## Task prompt:
Transcribe the data in full; each line must match exactly.

## Provided material:
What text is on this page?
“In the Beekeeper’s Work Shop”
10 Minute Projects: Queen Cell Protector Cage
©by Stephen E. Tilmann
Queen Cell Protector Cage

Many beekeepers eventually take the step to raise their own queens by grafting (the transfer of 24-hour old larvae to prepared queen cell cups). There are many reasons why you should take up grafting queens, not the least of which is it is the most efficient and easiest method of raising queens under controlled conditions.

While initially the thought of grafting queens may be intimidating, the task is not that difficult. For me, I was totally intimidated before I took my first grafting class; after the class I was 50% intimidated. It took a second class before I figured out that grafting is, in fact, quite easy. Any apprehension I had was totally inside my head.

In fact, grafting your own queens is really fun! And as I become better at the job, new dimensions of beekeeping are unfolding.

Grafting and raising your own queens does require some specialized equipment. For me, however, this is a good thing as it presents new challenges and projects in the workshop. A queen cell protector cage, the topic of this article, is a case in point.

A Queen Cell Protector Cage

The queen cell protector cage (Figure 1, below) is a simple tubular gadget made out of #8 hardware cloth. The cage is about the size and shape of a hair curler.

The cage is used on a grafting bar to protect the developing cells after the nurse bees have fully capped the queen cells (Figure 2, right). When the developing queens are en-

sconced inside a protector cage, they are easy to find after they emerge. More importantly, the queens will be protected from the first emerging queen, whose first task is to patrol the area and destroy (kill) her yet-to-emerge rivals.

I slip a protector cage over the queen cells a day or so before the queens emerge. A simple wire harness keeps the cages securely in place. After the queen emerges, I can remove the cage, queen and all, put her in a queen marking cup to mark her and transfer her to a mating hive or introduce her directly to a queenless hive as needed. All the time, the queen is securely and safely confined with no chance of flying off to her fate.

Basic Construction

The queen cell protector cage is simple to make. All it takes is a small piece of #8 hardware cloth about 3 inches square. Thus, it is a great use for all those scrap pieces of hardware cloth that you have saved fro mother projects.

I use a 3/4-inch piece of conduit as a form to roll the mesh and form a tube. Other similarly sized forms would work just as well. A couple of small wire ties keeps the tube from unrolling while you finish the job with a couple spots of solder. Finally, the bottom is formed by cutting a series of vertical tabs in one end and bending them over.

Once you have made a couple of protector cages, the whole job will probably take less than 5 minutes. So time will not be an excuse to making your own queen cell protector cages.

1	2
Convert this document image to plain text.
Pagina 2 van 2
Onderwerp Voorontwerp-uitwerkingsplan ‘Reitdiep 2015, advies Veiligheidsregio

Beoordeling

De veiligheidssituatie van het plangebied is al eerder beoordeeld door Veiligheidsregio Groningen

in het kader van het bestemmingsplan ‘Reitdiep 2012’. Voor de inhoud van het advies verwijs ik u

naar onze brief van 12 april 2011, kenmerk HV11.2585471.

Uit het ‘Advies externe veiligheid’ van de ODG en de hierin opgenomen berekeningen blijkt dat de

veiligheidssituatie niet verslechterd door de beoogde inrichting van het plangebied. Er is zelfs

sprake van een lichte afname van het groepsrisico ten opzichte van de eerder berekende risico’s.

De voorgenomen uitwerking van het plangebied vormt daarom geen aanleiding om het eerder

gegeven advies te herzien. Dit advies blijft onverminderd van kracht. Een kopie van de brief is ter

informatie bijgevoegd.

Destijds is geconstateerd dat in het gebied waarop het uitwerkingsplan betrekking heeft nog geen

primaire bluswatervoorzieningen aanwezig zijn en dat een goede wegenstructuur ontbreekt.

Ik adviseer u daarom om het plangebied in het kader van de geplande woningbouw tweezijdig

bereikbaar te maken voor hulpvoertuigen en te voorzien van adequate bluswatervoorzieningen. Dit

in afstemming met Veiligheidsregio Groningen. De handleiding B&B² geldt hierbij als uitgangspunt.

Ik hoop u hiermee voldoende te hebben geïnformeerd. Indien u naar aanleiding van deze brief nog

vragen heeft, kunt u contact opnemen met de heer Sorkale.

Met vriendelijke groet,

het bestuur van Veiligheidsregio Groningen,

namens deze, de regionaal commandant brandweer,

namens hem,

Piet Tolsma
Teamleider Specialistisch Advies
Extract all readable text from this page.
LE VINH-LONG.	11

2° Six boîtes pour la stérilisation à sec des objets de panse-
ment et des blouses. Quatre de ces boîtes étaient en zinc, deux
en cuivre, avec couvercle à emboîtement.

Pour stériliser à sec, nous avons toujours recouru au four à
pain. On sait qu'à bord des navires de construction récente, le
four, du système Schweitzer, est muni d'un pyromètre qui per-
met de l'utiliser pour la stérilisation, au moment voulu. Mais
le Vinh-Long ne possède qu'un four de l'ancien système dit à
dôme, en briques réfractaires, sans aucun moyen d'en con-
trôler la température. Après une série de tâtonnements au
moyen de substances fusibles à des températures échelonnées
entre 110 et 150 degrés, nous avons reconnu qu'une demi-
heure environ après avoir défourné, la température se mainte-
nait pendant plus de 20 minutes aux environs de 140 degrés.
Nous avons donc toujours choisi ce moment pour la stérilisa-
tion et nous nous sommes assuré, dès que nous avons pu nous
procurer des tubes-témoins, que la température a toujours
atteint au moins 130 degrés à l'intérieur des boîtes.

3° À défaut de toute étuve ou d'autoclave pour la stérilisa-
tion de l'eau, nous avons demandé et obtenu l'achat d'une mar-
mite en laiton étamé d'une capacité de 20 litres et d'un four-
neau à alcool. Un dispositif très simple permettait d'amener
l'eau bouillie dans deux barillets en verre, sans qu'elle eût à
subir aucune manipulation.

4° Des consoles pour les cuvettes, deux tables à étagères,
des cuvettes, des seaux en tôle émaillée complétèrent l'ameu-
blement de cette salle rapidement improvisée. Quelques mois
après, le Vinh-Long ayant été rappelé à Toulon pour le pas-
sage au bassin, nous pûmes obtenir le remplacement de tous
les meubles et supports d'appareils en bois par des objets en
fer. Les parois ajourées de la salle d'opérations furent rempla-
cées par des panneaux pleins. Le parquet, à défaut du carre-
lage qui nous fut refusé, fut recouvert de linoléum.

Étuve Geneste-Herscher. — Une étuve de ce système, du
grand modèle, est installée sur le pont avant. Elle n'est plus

## Answer to the exercise:
What text is on this page?
“In the Beekeeper’s Work Shop”
10 Minute Projects: Queen Cell Protector Cage
©by Stephen E. Tilmann
Queen Cell Protector Cage

Many beekeepers eventually take the step to raise their own queens by grafting (the transfer of 24-hour old larvae to prepared queen cell cups). There are many reasons why you should take up grafting queens, not the least of which is it is the most efficient and easiest method of raising queens under controlled conditions.

While initially the thought of grafting queens may be intimidating, the task is not that difficult. For me, I was totally intimidated before I took my first grafting class; after the class I was 50% intimidated. It took a second class before I figured out that grafting is, in fact, quite easy. Any apprehension I had was totally inside my head.

In fact, grafting your own queens is really fun! And as I become better at the job, new dimensions of beekeeping are unfolding.

Grafting and raising your own queens does require some specialized equipment. For me, however, this is a good thing as it presents new challenges and projects in the workshop. A queen cell protector cage, the topic of this article, is a case in point.

A Queen Cell Protector Cage

The queen cell protector cage (Figure 1, below) is a simple tubular gadget made out of #8 hardware cloth. The cage is about the size and shape of a hair curler.

The cage is used on a grafting bar to protect the developing cells after the nurse bees have fully capped the queen cells (Figure 2, right). When the developing queens are en-

sconced inside a protector cage, they are easy to find after they emerge. More importantly, the queens will be protected from the first emerging queen, whose first task is to patrol the area and destroy (kill) her yet-to-emerge rivals.

I slip a protector cage over the queen cells a day or so before the queens emerge. A simple wire harness keeps the cages securely in place. After the queen emerges, I can remove the cage, queen and all, put her in a queen marking cup to mark her and transfer her to a mating hive or introduce her directly to a queenless hive as needed. All the time, the queen is securely and safely confined with no chance of flying off to her fate.

Basic Construction

The queen cell protector cage is simple to make. All it takes is a small piece of #8 hardware cloth about 3 inches square. Thus, it is a great use for all those scrap pieces of hardware cloth that you have saved fro mother projects.

I use a 3/4-inch piece of conduit as a form to roll the mesh and form a tube. Other similarly sized forms would work just as well. A couple of small wire ties keeps the tube from unrolling while you finish the job with a couple spots of solder. Finally, the bottom is formed by cutting a series of vertical tabs in one end and bending them over.

Once you have made a couple of protector cages, the whole job will probably take less than 5 minutes. So time will not be an excuse to making your own queen cell protector cages.

1	2
Convert this document image to plain text.
Pagina 2 van 2
Onderwerp Voorontwerp-uitwerkingsplan ‘Reitdiep 2015, advies Veiligheidsregio

Beoordeling

De veiligheidssituatie van het plangebied is al eerder beoordeeld door Veiligheidsregio Groningen

in het kader van het bestemmingsplan ‘Reitdiep 2012’. Voor de inhoud van het advies verwijs ik u

naar onze brief van 12 april 2011, kenmerk HV11.2585471.

Uit het ‘Advies externe veiligheid’ van de ODG en de hierin opgenomen berekeningen blijkt dat de

veiligheidssituatie niet verslechterd door de beoogde inrichting van het plangebied. Er is zelfs

sprake van een lichte afname van het groepsrisico ten opzichte van de eerder berekende risico’s.

De voorgenomen uitwerking van het plangebied vormt daarom geen aanleiding om het eerder

gegeven advies te herzien. Dit advies blijft onverminderd van kracht. Een kopie van de brief is ter

informatie bijgevoegd.

Destijds is geconstateerd dat in het gebied waarop het uitwerkingsplan betrekking heeft nog geen

primaire bluswatervoorzieningen aanwezig zijn en dat een goede wegenstructuur ontbreekt.

Ik adviseer u daarom om het plangebied in het kader van de geplande woningbouw tweezijdig

bereikbaar te maken voor hulpvoertuigen en te voorzien van adequate bluswatervoorzieningen. Dit

in afstemming met Veiligheidsregio Groningen. De handleiding B&B² geldt hierbij als uitgangspunt.

Ik hoop u hiermee voldoende te hebben geïnformeerd. Indien u naar aanleiding van deze brief nog

vragen heeft, kunt u contact opnemen met de heer Sorkale.

Met vriendelijke groet,

het bestuur van Veiligheidsregio Groningen,

namens deze, de regionaal commandant brandweer,

namens hem,

Piet Tolsma
Teamleider Specialistisch Advies
Extract all readable text from this page.
LE VINH-LONG.	11

2° Six boîtes pour la stérilisation à sec des objets de panse-
ment et des blouses. Quatre de ces boîtes étaient en zinc, deux
en cuivre, avec couvercle à emboîtement.

Pour stériliser à sec, nous avons toujours recouru au four à
pain. On sait qu'à bord des navires de construction récente, le
four, du système Schweitzer, est muni d'un pyromètre qui per-
met de l'utiliser pour la stérilisation, au moment voulu. Mais
le Vinh-Long ne possède qu'un four de l'ancien système dit à
dôme, en briques réfractaires, sans aucun moyen d'en con-
trôler la température. Après une série de tâtonnements au
moyen de substances fusibles à des températures échelonnées
entre 110 et 150 degrés, nous avons reconnu qu'une demi-
heure environ après avoir défourné, la température se mainte-
nait pendant plus de 20 minutes aux environs de 140 degrés.
Nous avons donc toujours choisi ce moment pour la stérilisa-
tion et nous nous sommes assuré, dès que nous avons pu nous
procurer des tubes-témoins, que la température a toujours
atteint au moins 130 degrés à l'intérieur des boîtes.

3° À défaut de toute étuve ou d'autoclave pour la stérilisa-
tion de l'eau, nous avons demandé et obtenu l'achat d'une mar-
mite en laiton étamé d'une capacité de 20 litres et d'un four-
neau à alcool. Un dispositif très simple permettait d'amener
l'eau bouillie dans deux barillets en verre, sans qu'elle eût à
subir aucune manipulation.

4° Des consoles pour les cuvettes, deux tables à étagères,
des cuvettes, des seaux en tôle émaillée complétèrent l'ameu-
blement de cette salle rapidement improvisée. Quelques mois
après, le Vinh-Long ayant été rappelé à Toulon pour le pas-
sage au bassin, nous pûmes obtenir le remplacement de tous
les meubles et supports d'appareils en bois par des objets en
fer. Les parois ajourées de la salle d'opérations furent rempla-
cées par des panneaux pleins. Le parquet, à défaut du carre-
lage qui nous fut refusé, fut recouvert de linoléum.

Étuve Geneste-Herscher. — Une étuve de ce système, du
grand modèle, est installée sur le pont avant. Elle n'est plus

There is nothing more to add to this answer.